— Start —
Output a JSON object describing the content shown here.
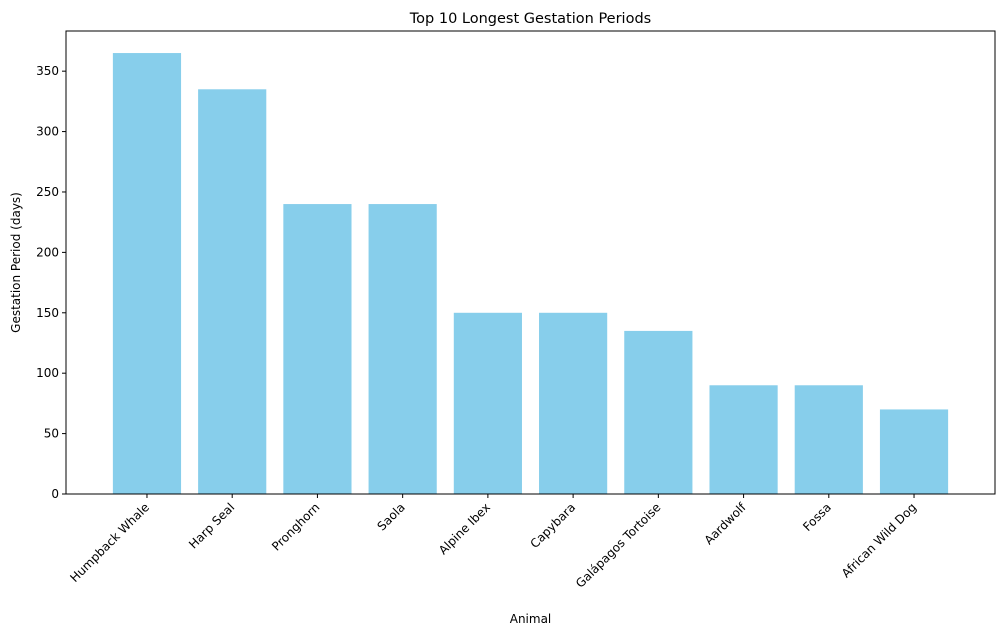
{
  "chart_data": {
    "type": "bar",
    "title": "Top 10 Longest Gestation Periods",
    "xlabel": "Animal",
    "ylabel": "Gestation Period (days)",
    "categories": [
      "Humpback Whale",
      "Harp Seal",
      "Pronghorn",
      "Saola",
      "Alpine Ibex",
      "Capybara",
      "Galápagos Tortoise",
      "Aardwolf",
      "Fossa",
      "African Wild Dog"
    ],
    "values": [
      365,
      335,
      240,
      240,
      150,
      150,
      135,
      90,
      90,
      70
    ],
    "ylim": [
      0,
      383.25
    ],
    "yticks": [
      0,
      50,
      100,
      150,
      200,
      250,
      300,
      350
    ],
    "bar_color": "#87CEEB",
    "grid": false,
    "legend": "none"
  }
}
— End —
## [Set exercise]
Set the data above down again exactly as given, with no pictures.

## [Response]
Output a JSON object describing the content shown here.
{
  "chart_data": {
    "type": "bar",
    "title": "Top 10 Longest Gestation Periods",
    "xlabel": "Animal",
    "ylabel": "Gestation Period (days)",
    "categories": [
      "Humpback Whale",
      "Harp Seal",
      "Pronghorn",
      "Saola",
      "Alpine Ibex",
      "Capybara",
      "Galápagos Tortoise",
      "Aardwolf",
      "Fossa",
      "African Wild Dog"
    ],
    "values": [
      365,
      335,
      240,
      240,
      150,
      150,
      135,
      90,
      90,
      70
    ],
    "ylim": [
      0,
      383.25
    ],
    "yticks": [
      0,
      50,
      100,
      150,
      200,
      250,
      300,
      350
    ],
    "bar_color": "#87CEEB",
    "grid": false,
    "legend": "none"
  }
}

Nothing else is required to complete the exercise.